§ **WORK TO COMPLETE**
Each entry below must be repeated word for word.

• • • •

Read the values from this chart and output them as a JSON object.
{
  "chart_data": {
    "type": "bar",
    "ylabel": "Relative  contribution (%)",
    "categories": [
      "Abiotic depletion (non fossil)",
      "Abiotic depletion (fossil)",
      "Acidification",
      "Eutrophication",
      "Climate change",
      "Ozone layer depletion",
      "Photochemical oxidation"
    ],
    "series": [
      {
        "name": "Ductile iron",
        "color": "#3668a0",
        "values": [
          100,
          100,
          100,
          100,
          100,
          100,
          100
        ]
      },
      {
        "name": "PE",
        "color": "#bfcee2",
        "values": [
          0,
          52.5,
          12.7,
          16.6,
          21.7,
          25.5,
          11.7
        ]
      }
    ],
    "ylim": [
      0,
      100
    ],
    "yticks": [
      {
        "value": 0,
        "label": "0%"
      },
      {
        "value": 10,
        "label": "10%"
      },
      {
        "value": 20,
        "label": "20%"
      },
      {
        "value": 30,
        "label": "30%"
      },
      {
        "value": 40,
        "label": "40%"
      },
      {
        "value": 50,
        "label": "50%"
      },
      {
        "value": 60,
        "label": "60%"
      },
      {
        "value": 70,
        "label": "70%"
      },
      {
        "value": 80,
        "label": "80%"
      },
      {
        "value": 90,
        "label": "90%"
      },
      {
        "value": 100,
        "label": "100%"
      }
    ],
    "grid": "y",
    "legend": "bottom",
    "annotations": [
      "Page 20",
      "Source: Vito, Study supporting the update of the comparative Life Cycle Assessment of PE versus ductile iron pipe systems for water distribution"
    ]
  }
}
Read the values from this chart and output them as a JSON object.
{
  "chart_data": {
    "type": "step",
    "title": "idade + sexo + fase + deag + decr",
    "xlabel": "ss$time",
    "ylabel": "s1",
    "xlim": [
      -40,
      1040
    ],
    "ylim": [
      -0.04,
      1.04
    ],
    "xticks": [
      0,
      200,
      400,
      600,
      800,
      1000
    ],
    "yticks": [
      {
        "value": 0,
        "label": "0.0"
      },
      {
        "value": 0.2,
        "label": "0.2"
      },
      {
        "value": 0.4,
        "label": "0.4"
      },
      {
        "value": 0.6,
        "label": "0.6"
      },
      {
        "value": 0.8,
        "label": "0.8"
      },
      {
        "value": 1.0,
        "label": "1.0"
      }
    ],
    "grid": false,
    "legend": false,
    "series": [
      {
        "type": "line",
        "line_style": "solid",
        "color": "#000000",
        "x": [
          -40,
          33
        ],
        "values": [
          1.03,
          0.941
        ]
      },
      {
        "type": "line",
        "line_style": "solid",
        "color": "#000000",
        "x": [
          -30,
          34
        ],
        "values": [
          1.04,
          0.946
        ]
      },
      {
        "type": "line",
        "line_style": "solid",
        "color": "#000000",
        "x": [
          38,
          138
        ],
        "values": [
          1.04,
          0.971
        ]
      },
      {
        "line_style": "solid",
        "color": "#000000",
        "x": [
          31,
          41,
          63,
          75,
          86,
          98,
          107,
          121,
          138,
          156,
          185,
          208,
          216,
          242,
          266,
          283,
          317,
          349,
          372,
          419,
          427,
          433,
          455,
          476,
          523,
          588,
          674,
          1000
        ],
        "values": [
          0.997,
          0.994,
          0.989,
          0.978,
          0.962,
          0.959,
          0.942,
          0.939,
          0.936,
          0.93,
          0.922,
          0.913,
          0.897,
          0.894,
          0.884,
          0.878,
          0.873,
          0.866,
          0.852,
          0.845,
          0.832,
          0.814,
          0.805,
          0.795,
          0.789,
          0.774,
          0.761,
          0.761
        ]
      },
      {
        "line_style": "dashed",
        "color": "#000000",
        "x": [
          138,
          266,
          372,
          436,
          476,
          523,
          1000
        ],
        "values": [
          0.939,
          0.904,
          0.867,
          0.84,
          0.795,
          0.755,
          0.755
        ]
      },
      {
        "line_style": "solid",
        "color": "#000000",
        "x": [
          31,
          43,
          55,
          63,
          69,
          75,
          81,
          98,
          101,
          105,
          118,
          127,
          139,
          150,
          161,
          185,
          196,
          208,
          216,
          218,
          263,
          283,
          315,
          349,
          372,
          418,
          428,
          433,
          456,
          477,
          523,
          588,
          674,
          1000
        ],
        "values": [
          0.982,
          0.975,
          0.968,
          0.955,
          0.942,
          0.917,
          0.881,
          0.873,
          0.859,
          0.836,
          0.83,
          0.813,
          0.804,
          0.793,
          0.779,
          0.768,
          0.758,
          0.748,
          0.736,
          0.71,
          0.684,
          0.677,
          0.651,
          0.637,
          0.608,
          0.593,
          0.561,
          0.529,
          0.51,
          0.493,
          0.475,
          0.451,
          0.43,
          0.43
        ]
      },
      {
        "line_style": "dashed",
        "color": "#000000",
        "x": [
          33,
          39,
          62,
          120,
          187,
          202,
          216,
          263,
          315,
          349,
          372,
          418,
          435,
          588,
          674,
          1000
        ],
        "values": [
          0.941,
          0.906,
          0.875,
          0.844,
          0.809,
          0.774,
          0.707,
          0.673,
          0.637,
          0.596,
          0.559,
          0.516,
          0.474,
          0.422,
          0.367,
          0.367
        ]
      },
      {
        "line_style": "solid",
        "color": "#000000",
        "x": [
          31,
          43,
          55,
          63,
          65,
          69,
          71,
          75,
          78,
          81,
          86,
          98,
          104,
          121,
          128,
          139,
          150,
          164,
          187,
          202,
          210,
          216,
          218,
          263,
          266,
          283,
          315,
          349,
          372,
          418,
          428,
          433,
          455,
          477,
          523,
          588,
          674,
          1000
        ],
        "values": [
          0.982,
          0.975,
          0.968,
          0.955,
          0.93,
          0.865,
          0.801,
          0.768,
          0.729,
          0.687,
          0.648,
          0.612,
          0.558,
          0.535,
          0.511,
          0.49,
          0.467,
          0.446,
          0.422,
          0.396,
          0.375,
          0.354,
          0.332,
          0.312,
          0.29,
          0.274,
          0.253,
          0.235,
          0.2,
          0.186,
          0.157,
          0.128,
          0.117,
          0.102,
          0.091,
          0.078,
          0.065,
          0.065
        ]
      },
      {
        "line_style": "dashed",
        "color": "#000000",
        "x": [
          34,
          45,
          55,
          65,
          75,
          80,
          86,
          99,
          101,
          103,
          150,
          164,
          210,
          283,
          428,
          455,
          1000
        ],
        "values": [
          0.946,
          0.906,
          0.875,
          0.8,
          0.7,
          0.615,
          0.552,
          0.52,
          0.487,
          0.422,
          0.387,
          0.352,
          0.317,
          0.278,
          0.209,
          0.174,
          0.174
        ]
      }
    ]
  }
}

• • • •

§ **OUTPUT BELOW**
Read the values from this chart and output them as a JSON object.
{
  "chart_data": {
    "type": "bar",
    "ylabel": "Relative  contribution (%)",
    "categories": [
      "Abiotic depletion (non fossil)",
      "Abiotic depletion (fossil)",
      "Acidification",
      "Eutrophication",
      "Climate change",
      "Ozone layer depletion",
      "Photochemical oxidation"
    ],
    "series": [
      {
        "name": "Ductile iron",
        "color": "#3668a0",
        "values": [
          100,
          100,
          100,
          100,
          100,
          100,
          100
        ]
      },
      {
        "name": "PE",
        "color": "#bfcee2",
        "values": [
          0,
          52.5,
          12.7,
          16.6,
          21.7,
          25.5,
          11.7
        ]
      }
    ],
    "ylim": [
      0,
      100
    ],
    "yticks": [
      {
        "value": 0,
        "label": "0%"
      },
      {
        "value": 10,
        "label": "10%"
      },
      {
        "value": 20,
        "label": "20%"
      },
      {
        "value": 30,
        "label": "30%"
      },
      {
        "value": 40,
        "label": "40%"
      },
      {
        "value": 50,
        "label": "50%"
      },
      {
        "value": 60,
        "label": "60%"
      },
      {
        "value": 70,
        "label": "70%"
      },
      {
        "value": 80,
        "label": "80%"
      },
      {
        "value": 90,
        "label": "90%"
      },
      {
        "value": 100,
        "label": "100%"
      }
    ],
    "grid": "y",
    "legend": "bottom",
    "annotations": [
      "Page 20",
      "Source: Vito, Study supporting the update of the comparative Life Cycle Assessment of PE versus ductile iron pipe systems for water distribution"
    ]
  }
}
Read the values from this chart and output them as a JSON object.
{
  "chart_data": {
    "type": "step",
    "title": "idade + sexo + fase + deag + decr",
    "xlabel": "ss$time",
    "ylabel": "s1",
    "xlim": [
      -40,
      1040
    ],
    "ylim": [
      -0.04,
      1.04
    ],
    "xticks": [
      0,
      200,
      400,
      600,
      800,
      1000
    ],
    "yticks": [
      {
        "value": 0,
        "label": "0.0"
      },
      {
        "value": 0.2,
        "label": "0.2"
      },
      {
        "value": 0.4,
        "label": "0.4"
      },
      {
        "value": 0.6,
        "label": "0.6"
      },
      {
        "value": 0.8,
        "label": "0.8"
      },
      {
        "value": 1.0,
        "label": "1.0"
      }
    ],
    "grid": false,
    "legend": false,
    "series": [
      {
        "type": "line",
        "line_style": "solid",
        "color": "#000000",
        "x": [
          -40,
          33
        ],
        "values": [
          1.03,
          0.941
        ]
      },
      {
        "type": "line",
        "line_style": "solid",
        "color": "#000000",
        "x": [
          -30,
          34
        ],
        "values": [
          1.04,
          0.946
        ]
      },
      {
        "type": "line",
        "line_style": "solid",
        "color": "#000000",
        "x": [
          38,
          138
        ],
        "values": [
          1.04,
          0.971
        ]
      },
      {
        "line_style": "solid",
        "color": "#000000",
        "x": [
          31,
          41,
          63,
          75,
          86,
          98,
          107,
          121,
          138,
          156,
          185,
          208,
          216,
          242,
          266,
          283,
          317,
          349,
          372,
          419,
          427,
          433,
          455,
          476,
          523,
          588,
          674,
          1000
        ],
        "values": [
          0.997,
          0.994,
          0.989,
          0.978,
          0.962,
          0.959,
          0.942,
          0.939,
          0.936,
          0.93,
          0.922,
          0.913,
          0.897,
          0.894,
          0.884,
          0.878,
          0.873,
          0.866,
          0.852,
          0.845,
          0.832,
          0.814,
          0.805,
          0.795,
          0.789,
          0.774,
          0.761,
          0.761
        ]
      },
      {
        "line_style": "dashed",
        "color": "#000000",
        "x": [
          138,
          266,
          372,
          436,
          476,
          523,
          1000
        ],
        "values": [
          0.939,
          0.904,
          0.867,
          0.84,
          0.795,
          0.755,
          0.755
        ]
      },
      {
        "line_style": "solid",
        "color": "#000000",
        "x": [
          31,
          43,
          55,
          63,
          69,
          75,
          81,
          98,
          101,
          105,
          118,
          127,
          139,
          150,
          161,
          185,
          196,
          208,
          216,
          218,
          263,
          283,
          315,
          349,
          372,
          418,
          428,
          433,
          456,
          477,
          523,
          588,
          674,
          1000
        ],
        "values": [
          0.982,
          0.975,
          0.968,
          0.955,
          0.942,
          0.917,
          0.881,
          0.873,
          0.859,
          0.836,
          0.83,
          0.813,
          0.804,
          0.793,
          0.779,
          0.768,
          0.758,
          0.748,
          0.736,
          0.71,
          0.684,
          0.677,
          0.651,
          0.637,
          0.608,
          0.593,
          0.561,
          0.529,
          0.51,
          0.493,
          0.475,
          0.451,
          0.43,
          0.43
        ]
      },
      {
        "line_style": "dashed",
        "color": "#000000",
        "x": [
          33,
          39,
          62,
          120,
          187,
          202,
          216,
          263,
          315,
          349,
          372,
          418,
          435,
          588,
          674,
          1000
        ],
        "values": [
          0.941,
          0.906,
          0.875,
          0.844,
          0.809,
          0.774,
          0.707,
          0.673,
          0.637,
          0.596,
          0.559,
          0.516,
          0.474,
          0.422,
          0.367,
          0.367
        ]
      },
      {
        "line_style": "solid",
        "color": "#000000",
        "x": [
          31,
          43,
          55,
          63,
          65,
          69,
          71,
          75,
          78,
          81,
          86,
          98,
          104,
          121,
          128,
          139,
          150,
          164,
          187,
          202,
          210,
          216,
          218,
          263,
          266,
          283,
          315,
          349,
          372,
          418,
          428,
          433,
          455,
          477,
          523,
          588,
          674,
          1000
        ],
        "values": [
          0.982,
          0.975,
          0.968,
          0.955,
          0.93,
          0.865,
          0.801,
          0.768,
          0.729,
          0.687,
          0.648,
          0.612,
          0.558,
          0.535,
          0.511,
          0.49,
          0.467,
          0.446,
          0.422,
          0.396,
          0.375,
          0.354,
          0.332,
          0.312,
          0.29,
          0.274,
          0.253,
          0.235,
          0.2,
          0.186,
          0.157,
          0.128,
          0.117,
          0.102,
          0.091,
          0.078,
          0.065,
          0.065
        ]
      },
      {
        "line_style": "dashed",
        "color": "#000000",
        "x": [
          34,
          45,
          55,
          65,
          75,
          80,
          86,
          99,
          101,
          103,
          150,
          164,
          210,
          283,
          428,
          455,
          1000
        ],
        "values": [
          0.946,
          0.906,
          0.875,
          0.8,
          0.7,
          0.615,
          0.552,
          0.52,
          0.487,
          0.422,
          0.387,
          0.352,
          0.317,
          0.278,
          0.209,
          0.174,
          0.174
        ]
      }
    ]
  }
}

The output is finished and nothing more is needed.